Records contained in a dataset
§

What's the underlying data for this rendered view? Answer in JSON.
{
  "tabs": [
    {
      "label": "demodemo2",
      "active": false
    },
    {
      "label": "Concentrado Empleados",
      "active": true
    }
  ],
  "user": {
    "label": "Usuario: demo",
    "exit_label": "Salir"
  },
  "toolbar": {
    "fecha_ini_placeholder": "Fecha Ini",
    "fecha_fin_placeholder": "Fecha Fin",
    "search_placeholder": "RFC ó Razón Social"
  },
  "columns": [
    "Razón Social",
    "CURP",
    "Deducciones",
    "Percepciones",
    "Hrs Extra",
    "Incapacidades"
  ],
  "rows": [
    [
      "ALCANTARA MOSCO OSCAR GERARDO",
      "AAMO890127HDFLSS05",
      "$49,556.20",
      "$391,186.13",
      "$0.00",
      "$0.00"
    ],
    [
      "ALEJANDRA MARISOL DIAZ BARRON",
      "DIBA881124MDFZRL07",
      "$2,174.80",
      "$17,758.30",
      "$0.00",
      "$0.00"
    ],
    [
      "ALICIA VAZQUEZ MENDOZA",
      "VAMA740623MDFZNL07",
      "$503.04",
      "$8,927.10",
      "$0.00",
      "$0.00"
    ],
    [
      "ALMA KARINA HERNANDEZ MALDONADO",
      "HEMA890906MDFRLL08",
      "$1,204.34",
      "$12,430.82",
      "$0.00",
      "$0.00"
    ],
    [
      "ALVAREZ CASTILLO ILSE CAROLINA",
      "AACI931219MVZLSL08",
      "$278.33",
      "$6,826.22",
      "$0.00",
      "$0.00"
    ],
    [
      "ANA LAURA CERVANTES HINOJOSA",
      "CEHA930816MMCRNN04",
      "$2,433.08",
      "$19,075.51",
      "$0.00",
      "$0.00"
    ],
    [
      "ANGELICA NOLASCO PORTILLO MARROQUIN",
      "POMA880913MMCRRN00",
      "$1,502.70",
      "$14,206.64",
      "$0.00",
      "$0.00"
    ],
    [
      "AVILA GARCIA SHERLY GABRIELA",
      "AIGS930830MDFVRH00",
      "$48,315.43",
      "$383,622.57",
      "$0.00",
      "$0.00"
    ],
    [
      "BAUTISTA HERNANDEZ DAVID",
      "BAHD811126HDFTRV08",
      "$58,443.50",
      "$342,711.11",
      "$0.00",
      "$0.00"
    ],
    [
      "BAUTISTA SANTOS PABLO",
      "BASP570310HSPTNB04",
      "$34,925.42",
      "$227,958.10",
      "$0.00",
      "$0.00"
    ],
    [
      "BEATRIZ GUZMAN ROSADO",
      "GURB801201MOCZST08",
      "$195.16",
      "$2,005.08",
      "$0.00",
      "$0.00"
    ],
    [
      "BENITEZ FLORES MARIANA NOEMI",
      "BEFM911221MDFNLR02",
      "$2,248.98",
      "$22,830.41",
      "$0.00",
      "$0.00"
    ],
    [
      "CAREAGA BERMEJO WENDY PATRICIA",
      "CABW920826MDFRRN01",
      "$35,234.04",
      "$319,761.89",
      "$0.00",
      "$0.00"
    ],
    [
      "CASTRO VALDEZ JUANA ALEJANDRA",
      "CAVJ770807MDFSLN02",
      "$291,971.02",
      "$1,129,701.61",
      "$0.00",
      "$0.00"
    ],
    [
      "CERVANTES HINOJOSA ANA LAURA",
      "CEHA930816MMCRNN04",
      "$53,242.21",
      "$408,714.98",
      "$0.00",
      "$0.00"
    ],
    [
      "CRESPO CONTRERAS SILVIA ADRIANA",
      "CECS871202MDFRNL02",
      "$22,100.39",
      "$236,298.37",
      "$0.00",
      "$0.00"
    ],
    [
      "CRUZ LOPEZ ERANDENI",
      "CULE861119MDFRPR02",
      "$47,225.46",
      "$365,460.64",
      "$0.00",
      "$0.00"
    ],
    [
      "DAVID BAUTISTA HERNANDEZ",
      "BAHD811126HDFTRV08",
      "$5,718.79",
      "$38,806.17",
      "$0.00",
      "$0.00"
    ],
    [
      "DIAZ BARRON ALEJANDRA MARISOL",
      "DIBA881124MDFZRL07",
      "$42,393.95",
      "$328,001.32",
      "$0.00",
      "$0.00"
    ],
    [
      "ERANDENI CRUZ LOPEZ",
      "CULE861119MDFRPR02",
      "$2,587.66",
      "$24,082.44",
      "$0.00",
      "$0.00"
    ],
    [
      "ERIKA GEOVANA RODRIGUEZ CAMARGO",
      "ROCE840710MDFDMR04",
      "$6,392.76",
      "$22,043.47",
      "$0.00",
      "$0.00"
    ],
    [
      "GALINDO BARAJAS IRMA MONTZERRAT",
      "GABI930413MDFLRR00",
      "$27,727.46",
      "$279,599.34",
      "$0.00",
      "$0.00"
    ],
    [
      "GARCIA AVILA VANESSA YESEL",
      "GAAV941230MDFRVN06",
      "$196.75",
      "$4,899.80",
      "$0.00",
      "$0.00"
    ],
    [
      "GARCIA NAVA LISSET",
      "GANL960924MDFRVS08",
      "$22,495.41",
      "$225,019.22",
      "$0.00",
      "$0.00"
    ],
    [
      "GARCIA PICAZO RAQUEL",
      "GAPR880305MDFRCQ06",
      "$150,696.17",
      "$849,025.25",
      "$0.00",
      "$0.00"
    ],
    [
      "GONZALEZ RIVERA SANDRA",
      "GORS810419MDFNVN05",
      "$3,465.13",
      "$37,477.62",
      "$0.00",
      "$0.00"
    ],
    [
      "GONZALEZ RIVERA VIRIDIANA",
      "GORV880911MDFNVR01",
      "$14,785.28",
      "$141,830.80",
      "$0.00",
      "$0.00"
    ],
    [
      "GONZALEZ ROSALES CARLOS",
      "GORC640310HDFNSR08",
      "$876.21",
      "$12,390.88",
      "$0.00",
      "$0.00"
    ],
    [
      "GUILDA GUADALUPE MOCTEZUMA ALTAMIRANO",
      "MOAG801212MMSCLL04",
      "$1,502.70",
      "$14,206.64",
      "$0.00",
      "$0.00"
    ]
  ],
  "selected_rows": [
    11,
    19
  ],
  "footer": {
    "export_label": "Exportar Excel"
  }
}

§

DIRECTIONS FOR THIS TASK
Go through the data and gather every line that holds "HINOJOSA".

RESULT OF THE TASK
      "ANA LAURA CERVANTES HINOJOSA",
      "CERVANTES HINOJOSA ANA LAURA",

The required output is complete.